#### REQUIREMENTS
In the records below, can you lay out the part that opens with the line containing "minor-gridline — [180, 568, 1216, 571]" and closes with the line containing "x-tick-label: 2024-07-01 —" as a JSON list of strings, one string per line, with blank lines left out and nothing outside that part included?

[begin STORED DATA]

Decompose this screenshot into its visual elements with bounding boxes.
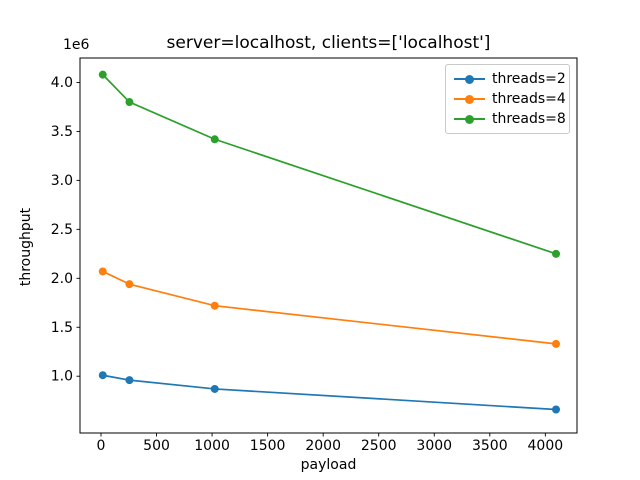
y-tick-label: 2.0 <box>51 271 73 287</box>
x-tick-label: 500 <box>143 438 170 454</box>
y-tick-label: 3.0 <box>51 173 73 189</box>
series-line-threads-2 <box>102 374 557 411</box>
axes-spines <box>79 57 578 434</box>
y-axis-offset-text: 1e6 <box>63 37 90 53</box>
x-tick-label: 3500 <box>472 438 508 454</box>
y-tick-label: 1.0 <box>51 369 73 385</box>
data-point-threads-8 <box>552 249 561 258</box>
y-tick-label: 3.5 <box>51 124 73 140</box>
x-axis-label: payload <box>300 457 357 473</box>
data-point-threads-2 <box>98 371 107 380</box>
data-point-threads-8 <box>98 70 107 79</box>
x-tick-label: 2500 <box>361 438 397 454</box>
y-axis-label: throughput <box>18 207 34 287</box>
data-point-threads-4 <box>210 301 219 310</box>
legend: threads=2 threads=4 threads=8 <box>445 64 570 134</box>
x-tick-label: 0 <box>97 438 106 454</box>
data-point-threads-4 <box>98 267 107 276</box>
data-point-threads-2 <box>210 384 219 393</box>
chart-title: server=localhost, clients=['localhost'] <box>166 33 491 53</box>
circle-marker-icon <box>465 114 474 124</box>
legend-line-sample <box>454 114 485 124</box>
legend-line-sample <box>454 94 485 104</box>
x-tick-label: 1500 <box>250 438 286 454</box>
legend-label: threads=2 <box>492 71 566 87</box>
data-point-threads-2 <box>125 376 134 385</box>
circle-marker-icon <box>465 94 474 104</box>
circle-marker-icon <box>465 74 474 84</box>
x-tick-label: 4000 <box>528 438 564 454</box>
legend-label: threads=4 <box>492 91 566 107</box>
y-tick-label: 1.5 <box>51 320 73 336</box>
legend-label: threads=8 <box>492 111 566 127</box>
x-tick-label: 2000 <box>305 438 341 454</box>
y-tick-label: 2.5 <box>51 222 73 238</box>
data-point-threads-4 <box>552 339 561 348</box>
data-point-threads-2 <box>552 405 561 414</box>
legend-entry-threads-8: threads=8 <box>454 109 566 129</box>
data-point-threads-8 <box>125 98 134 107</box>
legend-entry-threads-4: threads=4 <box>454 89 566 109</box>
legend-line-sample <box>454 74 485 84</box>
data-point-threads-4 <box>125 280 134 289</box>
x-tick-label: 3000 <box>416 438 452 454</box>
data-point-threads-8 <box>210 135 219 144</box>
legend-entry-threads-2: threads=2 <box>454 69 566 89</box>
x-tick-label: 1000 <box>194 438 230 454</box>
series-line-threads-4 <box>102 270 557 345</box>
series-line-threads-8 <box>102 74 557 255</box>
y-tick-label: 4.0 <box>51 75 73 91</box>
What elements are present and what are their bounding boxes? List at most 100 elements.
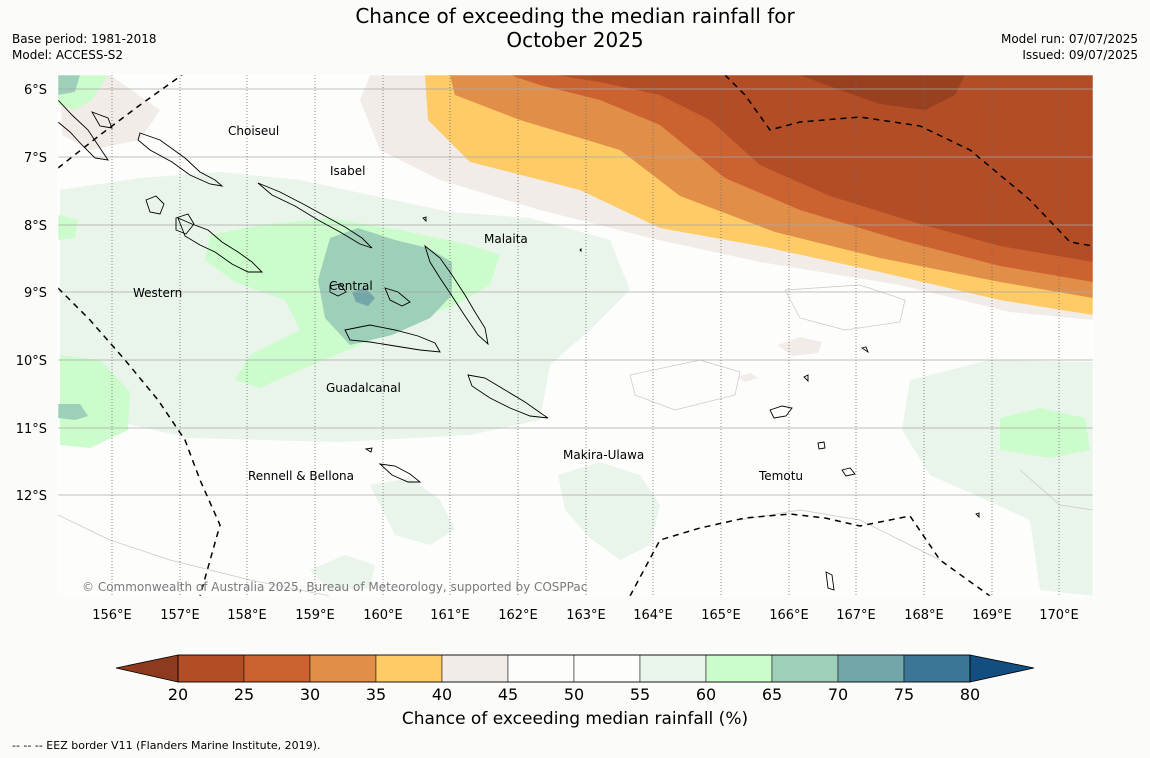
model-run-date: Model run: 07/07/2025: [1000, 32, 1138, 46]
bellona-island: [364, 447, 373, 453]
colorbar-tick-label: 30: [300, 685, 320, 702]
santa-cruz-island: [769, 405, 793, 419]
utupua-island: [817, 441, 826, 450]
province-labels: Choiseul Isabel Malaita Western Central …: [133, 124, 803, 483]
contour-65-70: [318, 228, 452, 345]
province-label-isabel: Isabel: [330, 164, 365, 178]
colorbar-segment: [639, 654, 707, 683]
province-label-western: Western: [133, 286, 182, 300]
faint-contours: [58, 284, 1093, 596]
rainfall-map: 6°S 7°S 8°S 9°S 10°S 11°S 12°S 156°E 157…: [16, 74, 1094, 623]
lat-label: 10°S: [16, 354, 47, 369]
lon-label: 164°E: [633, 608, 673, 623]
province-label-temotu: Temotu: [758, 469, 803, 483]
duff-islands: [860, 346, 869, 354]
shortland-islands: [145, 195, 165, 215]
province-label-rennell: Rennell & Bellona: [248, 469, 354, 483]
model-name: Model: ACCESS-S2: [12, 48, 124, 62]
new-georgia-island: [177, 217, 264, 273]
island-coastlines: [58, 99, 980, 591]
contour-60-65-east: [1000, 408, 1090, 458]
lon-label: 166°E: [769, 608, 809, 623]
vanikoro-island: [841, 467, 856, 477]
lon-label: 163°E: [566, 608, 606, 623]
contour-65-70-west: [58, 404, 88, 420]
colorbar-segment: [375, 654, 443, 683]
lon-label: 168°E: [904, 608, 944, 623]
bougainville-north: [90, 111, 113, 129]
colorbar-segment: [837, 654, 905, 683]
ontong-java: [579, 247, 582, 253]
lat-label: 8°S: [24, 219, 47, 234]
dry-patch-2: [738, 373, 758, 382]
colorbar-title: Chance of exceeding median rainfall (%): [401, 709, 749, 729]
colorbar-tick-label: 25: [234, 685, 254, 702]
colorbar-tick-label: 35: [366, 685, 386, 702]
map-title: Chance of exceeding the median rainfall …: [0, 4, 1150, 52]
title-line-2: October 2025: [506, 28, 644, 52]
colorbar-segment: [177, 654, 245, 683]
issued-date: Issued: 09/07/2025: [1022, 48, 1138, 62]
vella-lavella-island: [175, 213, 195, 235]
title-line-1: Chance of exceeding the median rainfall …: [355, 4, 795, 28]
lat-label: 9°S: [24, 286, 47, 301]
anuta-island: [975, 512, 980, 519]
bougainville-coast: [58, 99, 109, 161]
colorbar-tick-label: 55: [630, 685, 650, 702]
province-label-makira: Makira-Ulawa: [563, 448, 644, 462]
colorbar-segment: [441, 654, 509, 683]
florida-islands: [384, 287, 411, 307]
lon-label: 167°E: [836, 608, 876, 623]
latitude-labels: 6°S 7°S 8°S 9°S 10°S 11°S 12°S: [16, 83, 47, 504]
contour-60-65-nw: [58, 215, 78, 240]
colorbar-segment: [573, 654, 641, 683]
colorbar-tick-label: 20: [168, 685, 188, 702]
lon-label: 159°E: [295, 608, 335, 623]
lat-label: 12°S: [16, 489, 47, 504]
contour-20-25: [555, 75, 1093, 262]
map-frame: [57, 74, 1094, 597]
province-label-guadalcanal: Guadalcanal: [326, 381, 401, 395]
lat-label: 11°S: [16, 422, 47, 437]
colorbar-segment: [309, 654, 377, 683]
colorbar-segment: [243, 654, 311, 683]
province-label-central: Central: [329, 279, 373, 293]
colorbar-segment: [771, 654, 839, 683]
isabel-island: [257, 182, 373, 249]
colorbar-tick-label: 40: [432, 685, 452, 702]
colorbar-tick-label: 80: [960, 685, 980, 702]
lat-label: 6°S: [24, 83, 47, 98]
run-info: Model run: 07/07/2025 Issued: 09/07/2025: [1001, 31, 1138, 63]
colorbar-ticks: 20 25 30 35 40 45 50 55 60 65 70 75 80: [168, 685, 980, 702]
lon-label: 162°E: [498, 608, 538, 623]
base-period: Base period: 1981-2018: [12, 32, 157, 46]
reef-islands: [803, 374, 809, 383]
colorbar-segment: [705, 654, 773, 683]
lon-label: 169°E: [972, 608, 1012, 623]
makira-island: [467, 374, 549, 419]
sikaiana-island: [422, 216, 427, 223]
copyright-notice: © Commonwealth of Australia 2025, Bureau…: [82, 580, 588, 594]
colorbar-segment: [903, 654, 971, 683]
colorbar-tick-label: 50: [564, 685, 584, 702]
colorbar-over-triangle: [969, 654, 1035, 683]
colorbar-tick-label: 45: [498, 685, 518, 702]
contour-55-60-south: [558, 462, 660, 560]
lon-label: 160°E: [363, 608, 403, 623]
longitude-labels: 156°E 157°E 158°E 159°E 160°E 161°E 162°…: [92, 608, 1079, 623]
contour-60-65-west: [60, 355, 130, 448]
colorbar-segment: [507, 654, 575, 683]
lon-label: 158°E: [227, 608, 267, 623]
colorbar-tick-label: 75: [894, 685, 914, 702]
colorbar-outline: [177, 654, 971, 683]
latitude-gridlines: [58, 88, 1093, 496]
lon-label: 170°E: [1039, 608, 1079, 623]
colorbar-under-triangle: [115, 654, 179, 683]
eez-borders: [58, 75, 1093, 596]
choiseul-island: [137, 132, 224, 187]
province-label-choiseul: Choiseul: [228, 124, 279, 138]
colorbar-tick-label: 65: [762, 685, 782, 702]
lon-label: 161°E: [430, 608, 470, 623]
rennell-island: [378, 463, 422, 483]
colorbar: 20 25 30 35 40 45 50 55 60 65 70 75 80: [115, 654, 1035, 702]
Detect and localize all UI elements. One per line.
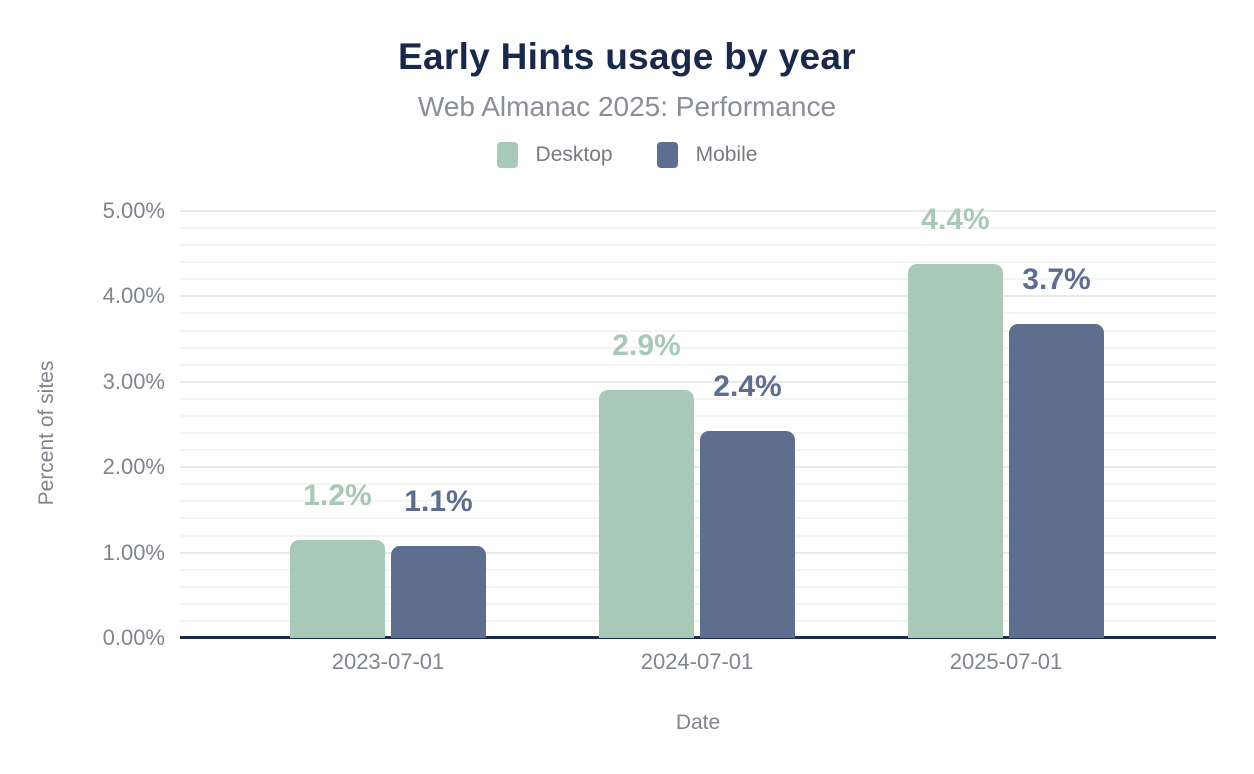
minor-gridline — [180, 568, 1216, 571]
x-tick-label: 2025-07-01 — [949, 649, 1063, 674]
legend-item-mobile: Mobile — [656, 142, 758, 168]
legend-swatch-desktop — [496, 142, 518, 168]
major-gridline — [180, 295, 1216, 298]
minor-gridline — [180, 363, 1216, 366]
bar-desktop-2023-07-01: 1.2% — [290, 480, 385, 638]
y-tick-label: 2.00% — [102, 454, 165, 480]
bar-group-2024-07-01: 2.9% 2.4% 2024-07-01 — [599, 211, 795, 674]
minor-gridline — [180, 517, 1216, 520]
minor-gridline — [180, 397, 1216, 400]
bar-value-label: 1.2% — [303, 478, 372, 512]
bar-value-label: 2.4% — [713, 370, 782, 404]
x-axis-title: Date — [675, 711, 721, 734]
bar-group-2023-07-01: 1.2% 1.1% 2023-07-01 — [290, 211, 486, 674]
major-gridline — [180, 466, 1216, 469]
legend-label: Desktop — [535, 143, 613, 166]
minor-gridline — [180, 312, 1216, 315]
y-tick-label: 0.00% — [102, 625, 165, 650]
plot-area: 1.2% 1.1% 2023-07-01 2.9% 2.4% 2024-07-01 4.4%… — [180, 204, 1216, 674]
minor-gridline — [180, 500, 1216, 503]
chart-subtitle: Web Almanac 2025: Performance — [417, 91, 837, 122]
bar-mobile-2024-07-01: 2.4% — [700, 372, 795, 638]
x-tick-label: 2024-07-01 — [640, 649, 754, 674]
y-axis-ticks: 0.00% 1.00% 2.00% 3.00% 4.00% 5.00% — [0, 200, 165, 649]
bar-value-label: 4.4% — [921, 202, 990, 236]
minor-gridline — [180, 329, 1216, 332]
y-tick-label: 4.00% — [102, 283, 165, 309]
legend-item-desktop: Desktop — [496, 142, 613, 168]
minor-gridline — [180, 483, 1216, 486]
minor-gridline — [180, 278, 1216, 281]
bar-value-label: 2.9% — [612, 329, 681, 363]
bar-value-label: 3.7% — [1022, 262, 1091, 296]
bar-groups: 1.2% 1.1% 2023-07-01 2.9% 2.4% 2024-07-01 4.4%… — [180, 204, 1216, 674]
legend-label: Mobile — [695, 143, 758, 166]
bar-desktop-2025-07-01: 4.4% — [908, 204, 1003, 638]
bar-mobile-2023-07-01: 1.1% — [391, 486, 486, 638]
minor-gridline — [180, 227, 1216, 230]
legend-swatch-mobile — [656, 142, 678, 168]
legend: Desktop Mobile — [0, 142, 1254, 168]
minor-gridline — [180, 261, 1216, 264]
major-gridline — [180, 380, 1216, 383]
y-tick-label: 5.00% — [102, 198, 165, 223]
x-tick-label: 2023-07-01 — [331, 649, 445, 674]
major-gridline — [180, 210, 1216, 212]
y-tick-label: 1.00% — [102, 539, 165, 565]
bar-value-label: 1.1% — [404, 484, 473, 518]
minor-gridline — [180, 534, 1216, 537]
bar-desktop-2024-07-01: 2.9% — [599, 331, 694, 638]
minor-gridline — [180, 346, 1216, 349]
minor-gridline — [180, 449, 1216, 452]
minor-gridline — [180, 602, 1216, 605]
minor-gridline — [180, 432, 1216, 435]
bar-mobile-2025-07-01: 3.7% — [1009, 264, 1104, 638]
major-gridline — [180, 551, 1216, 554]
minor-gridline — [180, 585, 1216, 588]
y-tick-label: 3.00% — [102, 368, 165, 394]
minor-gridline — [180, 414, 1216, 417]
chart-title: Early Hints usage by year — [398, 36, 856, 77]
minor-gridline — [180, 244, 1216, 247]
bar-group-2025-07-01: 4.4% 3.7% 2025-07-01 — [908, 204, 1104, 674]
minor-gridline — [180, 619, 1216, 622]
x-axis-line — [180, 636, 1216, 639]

[end STORED DATA]

#### RESPONSE TO THIS TASK
[
  "minor-gridline — [180, 568, 1216, 571]",
  "x-tick-label: 2025-07-01 — [949, 649, 1063, 674]",
  "legend-item-mobile: Mobile — [656, 142, 758, 168]",
  "legend-swatch-desktop — [496, 142, 518, 168]",
  "major-gridline — [180, 295, 1216, 298]",
  "minor-gridline — [180, 363, 1216, 366]",
  "bar-desktop-2023-07-01: 1.2% — [290, 480, 385, 638]",
  "y-tick-label: 2.00% — [102, 454, 165, 480]",
  "bar-group-2024-07-01: 2.9% 2.4% 2024-07-01 — [599, 211, 795, 674]",
  "minor-gridline — [180, 517, 1216, 520]",
  "minor-gridline — [180, 397, 1216, 400]",
  "bar-value-label: 1.2% — [303, 478, 372, 512]",
  "bar-value-label: 2.4% — [713, 370, 782, 404]",
  "x-axis-title: Date — [675, 711, 721, 734]",
  "bar-group-2023-07-01: 1.2% 1.1% 2023-07-01 — [290, 211, 486, 674]",
  "major-gridline — [180, 466, 1216, 469]",
  "legend-label: Desktop — [535, 143, 613, 166]",
  "minor-gridline — [180, 312, 1216, 315]",
  "y-tick-label: 0.00% — [102, 625, 165, 650]",
  "plot-area: 1.2% 1.1% 2023-07-01 2.9% 2.4% 2024-07-01 4.4%… — [180, 204, 1216, 674]",
  "minor-gridline — [180, 500, 1216, 503]",
  "chart-subtitle: Web Almanac 2025: Performance — [417, 91, 837, 122]",
  "bar-mobile-2024-07-01: 2.4% — [700, 372, 795, 638]",
  "x-tick-label: 2024-07-01 — [640, 649, 754, 674]"
]